- **Exercise**
Provide an exact transcription of all the records.

[Records contained in a dataset]
begin
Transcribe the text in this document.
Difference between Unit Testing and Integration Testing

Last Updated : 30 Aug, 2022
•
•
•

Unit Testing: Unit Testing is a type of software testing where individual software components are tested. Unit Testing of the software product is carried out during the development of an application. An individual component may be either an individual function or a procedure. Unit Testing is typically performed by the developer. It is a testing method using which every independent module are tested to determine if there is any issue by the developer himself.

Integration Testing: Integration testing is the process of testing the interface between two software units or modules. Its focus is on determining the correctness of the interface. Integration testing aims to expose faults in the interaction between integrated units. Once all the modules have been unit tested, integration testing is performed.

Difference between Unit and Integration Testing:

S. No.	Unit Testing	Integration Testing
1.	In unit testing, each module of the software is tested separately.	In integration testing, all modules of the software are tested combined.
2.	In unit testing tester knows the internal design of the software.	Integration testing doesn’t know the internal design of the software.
end
- **Response to this exercise**
Transcribe the text in this document.
Difference between Unit Testing and Integration Testing

Last Updated : 30 Aug, 2022
•
•
•

Unit Testing: Unit Testing is a type of software testing where individual software components are tested. Unit Testing of the software product is carried out during the development of an application. An individual component may be either an individual function or a procedure. Unit Testing is typically performed by the developer. It is a testing method using which every independent module are tested to determine if there is any issue by the developer himself.

Integration Testing: Integration testing is the process of testing the interface between two software units or modules. Its focus is on determining the correctness of the interface. Integration testing aims to expose faults in the interaction between integrated units. Once all the modules have been unit tested, integration testing is performed.

Difference between Unit and Integration Testing:

S. No.	Unit Testing	Integration Testing
1.	In unit testing, each module of the software is tested separately.	In integration testing, all modules of the software are tested combined.
2.	In unit testing tester knows the internal design of the software.	Integration testing doesn’t know the internal design of the software.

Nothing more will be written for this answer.